**Problem statement**.
Output all of the entries exactly as written.

**Task input**.
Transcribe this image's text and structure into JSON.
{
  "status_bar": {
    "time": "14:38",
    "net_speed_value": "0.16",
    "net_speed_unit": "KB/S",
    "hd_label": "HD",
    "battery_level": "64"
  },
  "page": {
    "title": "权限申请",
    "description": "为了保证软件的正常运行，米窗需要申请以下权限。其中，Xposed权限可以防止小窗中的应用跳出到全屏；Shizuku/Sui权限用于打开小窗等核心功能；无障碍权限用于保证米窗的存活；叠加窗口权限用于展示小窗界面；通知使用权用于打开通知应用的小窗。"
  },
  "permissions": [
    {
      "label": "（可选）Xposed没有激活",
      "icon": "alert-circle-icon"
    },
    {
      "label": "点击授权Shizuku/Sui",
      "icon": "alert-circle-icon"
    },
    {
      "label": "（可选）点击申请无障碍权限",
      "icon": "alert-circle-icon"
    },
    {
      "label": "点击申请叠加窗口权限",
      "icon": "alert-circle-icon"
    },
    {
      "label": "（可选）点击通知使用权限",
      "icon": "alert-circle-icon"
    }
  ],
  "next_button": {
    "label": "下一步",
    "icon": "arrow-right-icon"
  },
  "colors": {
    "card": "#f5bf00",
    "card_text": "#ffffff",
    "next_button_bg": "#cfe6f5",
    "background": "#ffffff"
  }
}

**Full output**.
Transcribe this image's text and structure into JSON.
{
  "status_bar": {
    "time": "14:38",
    "net_speed_value": "0.16",
    "net_speed_unit": "KB/S",
    "hd_label": "HD",
    "battery_level": "64"
  },
  "page": {
    "title": "权限申请",
    "description": "为了保证软件的正常运行，米窗需要申请以下权限。其中，Xposed权限可以防止小窗中的应用跳出到全屏；Shizuku/Sui权限用于打开小窗等核心功能；无障碍权限用于保证米窗的存活；叠加窗口权限用于展示小窗界面；通知使用权用于打开通知应用的小窗。"
  },
  "permissions": [
    {
      "label": "（可选）Xposed没有激活",
      "icon": "alert-circle-icon"
    },
    {
      "label": "点击授权Shizuku/Sui",
      "icon": "alert-circle-icon"
    },
    {
      "label": "（可选）点击申请无障碍权限",
      "icon": "alert-circle-icon"
    },
    {
      "label": "点击申请叠加窗口权限",
      "icon": "alert-circle-icon"
    },
    {
      "label": "（可选）点击通知使用权限",
      "icon": "alert-circle-icon"
    }
  ],
  "next_button": {
    "label": "下一步",
    "icon": "arrow-right-icon"
  },
  "colors": {
    "card": "#f5bf00",
    "card_text": "#ffffff",
    "next_button_bg": "#cfe6f5",
    "background": "#ffffff"
  }
}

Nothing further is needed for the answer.